Your task is to filter the data below down to the lines holding "detailed".

Given data:
☆ ☆ ☆ ☆

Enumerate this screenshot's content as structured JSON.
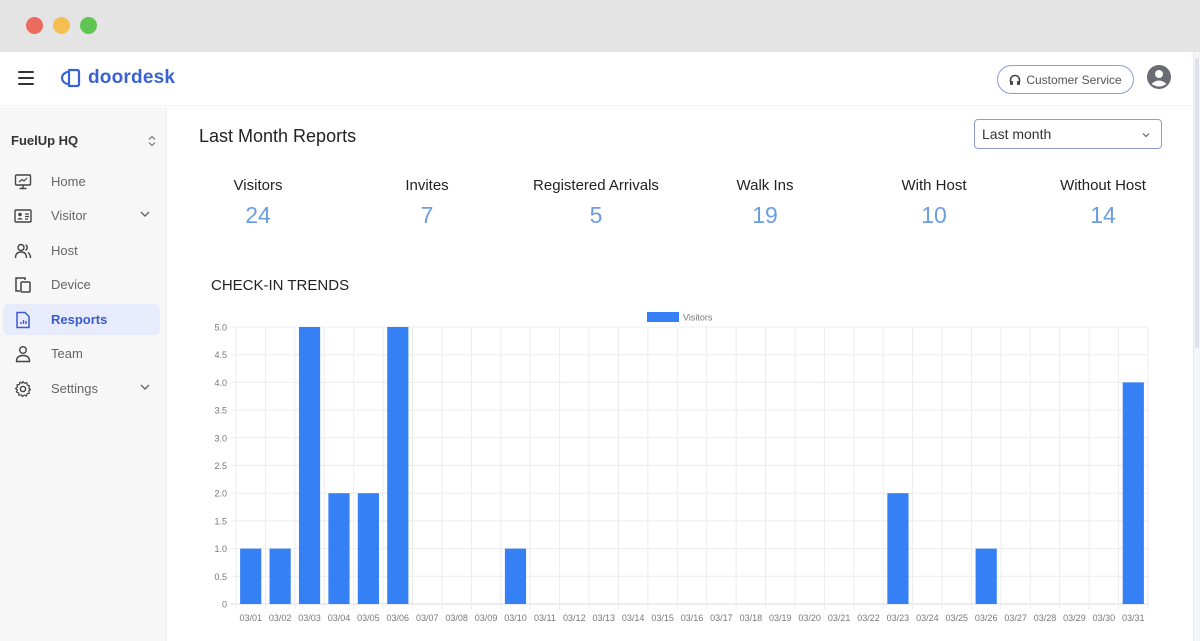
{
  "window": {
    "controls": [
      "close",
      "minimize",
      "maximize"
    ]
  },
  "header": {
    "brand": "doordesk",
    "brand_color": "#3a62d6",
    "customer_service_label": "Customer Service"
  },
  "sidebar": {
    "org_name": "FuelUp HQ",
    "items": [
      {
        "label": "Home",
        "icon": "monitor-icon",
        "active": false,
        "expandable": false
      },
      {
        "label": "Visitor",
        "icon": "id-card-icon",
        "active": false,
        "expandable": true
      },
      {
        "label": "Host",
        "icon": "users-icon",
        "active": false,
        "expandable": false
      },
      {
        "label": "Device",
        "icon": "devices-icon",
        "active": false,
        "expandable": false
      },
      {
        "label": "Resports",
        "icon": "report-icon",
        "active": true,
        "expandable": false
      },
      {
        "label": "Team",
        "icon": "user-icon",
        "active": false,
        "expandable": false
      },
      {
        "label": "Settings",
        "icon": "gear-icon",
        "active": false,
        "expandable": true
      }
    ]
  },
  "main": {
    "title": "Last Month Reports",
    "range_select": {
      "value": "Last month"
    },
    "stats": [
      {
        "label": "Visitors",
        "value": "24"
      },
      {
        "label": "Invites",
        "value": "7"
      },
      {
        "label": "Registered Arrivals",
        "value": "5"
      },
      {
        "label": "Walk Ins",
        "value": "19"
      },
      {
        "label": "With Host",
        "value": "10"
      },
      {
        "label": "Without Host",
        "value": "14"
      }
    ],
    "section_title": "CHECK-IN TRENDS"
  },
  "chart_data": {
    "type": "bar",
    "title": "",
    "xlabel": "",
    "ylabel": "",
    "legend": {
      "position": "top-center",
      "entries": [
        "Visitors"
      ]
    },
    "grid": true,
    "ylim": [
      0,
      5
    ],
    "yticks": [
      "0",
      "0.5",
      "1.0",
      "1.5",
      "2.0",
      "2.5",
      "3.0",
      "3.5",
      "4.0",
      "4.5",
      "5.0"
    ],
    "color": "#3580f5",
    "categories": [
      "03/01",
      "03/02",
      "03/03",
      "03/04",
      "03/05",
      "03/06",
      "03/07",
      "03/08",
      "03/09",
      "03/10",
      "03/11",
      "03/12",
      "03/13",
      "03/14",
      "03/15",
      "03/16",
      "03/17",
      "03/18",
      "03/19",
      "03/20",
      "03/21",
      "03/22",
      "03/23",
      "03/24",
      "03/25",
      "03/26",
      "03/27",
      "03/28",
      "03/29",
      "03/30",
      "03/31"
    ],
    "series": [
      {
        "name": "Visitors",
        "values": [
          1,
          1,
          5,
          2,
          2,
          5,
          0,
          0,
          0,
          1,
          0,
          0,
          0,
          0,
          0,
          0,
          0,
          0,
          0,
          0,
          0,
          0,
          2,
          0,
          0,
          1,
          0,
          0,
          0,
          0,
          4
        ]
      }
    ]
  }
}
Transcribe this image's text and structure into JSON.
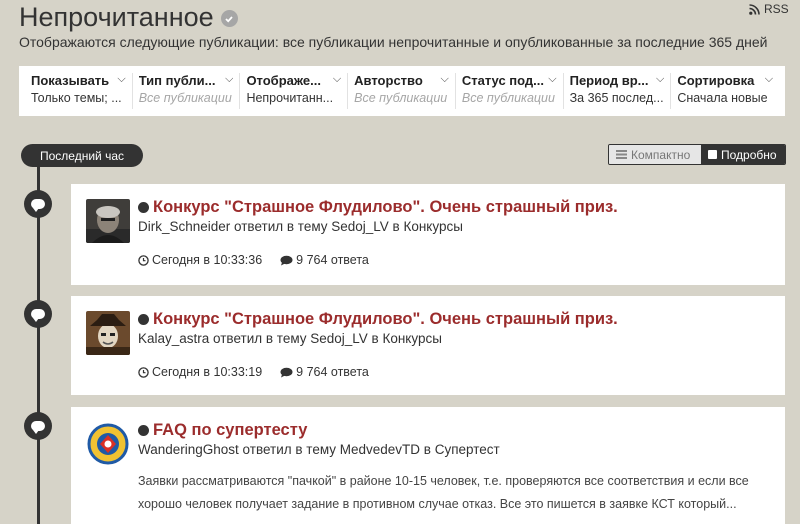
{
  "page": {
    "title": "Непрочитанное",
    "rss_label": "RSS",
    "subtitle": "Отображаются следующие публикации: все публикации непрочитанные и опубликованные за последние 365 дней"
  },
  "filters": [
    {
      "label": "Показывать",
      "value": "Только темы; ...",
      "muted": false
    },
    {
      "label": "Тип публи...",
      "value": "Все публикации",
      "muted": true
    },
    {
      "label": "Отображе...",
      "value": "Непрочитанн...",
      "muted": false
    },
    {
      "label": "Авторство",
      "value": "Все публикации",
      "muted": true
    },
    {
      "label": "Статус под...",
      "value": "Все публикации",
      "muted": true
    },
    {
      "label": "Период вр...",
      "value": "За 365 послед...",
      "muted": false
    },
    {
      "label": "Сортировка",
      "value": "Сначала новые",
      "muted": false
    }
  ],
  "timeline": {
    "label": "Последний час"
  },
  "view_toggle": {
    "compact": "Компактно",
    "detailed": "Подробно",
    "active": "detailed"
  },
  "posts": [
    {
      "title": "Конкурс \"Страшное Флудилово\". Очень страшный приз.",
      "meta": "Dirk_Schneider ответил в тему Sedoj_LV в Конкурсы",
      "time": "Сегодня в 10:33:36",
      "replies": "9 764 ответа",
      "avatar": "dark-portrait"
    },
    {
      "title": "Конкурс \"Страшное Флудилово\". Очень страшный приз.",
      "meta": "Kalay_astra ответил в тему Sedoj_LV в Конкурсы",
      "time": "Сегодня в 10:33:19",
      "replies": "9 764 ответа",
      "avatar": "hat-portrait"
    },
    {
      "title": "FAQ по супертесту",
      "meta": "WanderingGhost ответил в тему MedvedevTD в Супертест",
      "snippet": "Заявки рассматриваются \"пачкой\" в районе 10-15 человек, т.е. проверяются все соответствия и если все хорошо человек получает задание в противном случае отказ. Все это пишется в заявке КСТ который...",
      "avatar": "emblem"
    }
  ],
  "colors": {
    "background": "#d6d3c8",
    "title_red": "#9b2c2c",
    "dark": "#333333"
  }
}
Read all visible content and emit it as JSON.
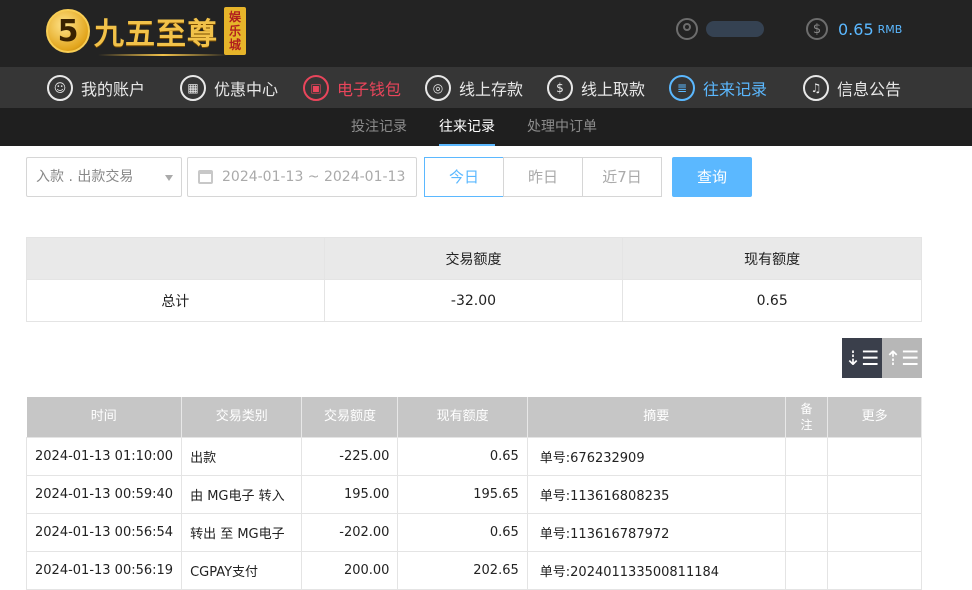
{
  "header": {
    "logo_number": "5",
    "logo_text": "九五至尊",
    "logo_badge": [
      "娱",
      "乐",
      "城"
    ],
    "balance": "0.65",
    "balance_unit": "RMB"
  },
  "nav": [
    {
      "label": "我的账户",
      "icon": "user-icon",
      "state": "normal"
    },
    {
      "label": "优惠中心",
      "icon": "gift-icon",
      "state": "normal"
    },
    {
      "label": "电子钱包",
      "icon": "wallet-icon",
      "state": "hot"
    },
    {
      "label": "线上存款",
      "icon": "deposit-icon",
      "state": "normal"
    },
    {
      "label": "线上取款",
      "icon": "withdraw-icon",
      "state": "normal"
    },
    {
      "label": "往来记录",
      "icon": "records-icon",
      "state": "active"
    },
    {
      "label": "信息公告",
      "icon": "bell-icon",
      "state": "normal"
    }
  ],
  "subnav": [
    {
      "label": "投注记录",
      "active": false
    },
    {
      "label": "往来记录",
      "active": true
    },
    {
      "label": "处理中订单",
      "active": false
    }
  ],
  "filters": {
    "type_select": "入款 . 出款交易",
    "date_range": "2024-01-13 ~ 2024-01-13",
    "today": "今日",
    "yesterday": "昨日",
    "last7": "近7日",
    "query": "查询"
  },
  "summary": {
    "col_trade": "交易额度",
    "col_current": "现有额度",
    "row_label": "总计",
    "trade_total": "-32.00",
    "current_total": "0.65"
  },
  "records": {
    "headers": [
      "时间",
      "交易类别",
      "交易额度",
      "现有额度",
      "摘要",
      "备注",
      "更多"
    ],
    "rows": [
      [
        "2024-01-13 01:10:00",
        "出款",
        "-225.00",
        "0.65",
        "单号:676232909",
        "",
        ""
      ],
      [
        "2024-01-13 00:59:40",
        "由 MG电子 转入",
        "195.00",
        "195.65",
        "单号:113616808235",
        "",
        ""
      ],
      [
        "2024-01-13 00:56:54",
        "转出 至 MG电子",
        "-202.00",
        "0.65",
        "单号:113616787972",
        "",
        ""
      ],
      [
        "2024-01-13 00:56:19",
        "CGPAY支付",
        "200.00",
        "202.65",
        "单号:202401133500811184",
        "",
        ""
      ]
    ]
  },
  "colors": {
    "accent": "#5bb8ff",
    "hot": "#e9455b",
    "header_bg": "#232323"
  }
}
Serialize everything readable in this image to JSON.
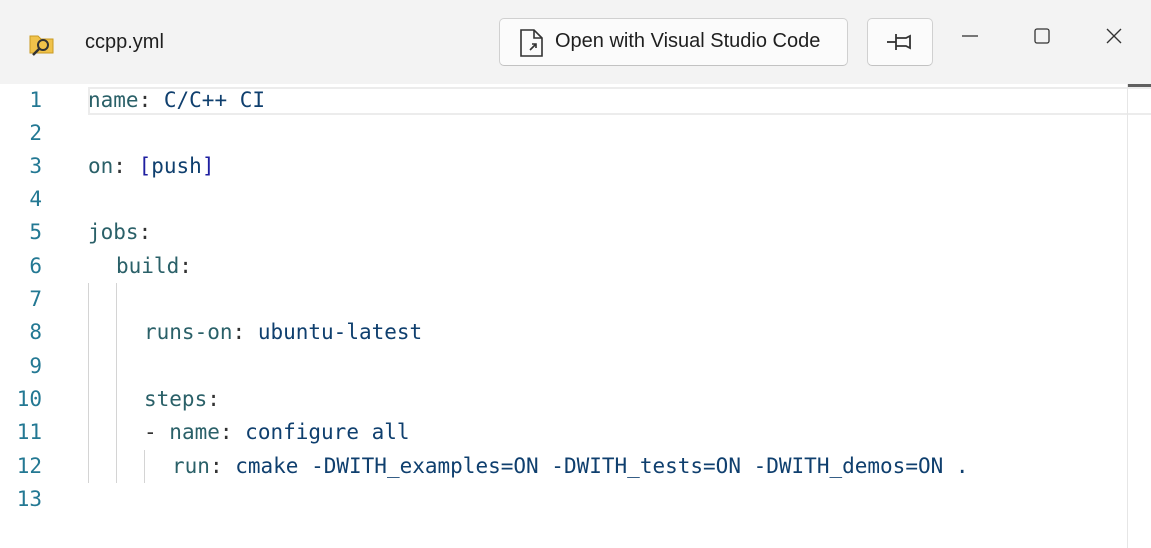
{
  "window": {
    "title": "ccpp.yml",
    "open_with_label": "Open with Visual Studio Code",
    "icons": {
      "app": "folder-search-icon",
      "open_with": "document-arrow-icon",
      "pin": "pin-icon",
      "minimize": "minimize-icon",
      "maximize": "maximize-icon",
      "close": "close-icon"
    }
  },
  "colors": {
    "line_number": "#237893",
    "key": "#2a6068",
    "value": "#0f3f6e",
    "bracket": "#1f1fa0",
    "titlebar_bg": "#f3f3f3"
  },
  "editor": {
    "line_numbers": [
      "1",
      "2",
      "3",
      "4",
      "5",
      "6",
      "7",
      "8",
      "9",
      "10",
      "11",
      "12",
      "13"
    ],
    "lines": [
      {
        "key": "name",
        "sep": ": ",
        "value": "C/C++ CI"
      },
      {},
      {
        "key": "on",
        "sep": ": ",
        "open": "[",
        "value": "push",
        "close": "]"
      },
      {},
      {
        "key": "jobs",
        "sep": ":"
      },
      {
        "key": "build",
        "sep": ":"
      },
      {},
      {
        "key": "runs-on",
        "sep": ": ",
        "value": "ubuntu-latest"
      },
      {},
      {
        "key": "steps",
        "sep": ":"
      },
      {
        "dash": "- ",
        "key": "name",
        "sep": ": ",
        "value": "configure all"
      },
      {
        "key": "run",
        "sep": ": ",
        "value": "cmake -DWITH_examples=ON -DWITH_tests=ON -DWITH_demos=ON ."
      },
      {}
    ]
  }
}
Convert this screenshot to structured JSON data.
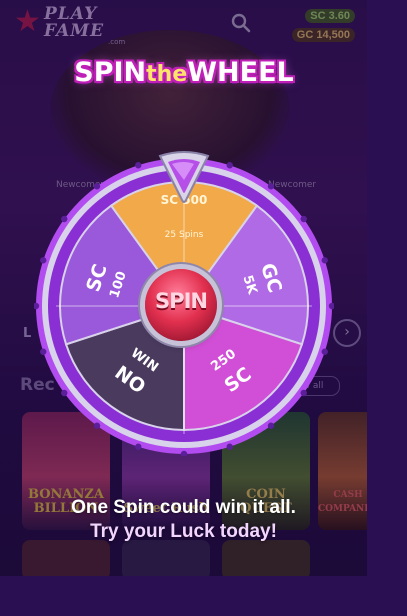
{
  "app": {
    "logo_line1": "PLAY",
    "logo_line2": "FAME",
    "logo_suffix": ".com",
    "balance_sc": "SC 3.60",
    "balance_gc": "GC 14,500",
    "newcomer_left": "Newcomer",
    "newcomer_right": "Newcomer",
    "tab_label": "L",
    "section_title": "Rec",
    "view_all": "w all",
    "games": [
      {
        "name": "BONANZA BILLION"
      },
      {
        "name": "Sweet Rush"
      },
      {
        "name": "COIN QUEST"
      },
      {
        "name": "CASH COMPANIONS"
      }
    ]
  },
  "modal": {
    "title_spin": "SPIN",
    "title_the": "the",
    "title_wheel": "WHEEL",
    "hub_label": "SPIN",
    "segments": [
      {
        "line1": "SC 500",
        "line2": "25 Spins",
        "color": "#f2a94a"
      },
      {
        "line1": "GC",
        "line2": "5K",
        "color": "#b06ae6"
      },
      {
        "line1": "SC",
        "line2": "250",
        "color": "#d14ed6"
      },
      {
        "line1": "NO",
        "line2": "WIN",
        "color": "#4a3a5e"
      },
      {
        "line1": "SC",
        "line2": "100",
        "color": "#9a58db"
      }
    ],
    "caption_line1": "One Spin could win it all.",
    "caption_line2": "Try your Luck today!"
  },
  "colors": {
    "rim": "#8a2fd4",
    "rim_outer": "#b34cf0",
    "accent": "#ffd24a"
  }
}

☆ ☆ ☆ ☆

Exercise answer:
    "detailed": "Подробно",
    "active": "detailed"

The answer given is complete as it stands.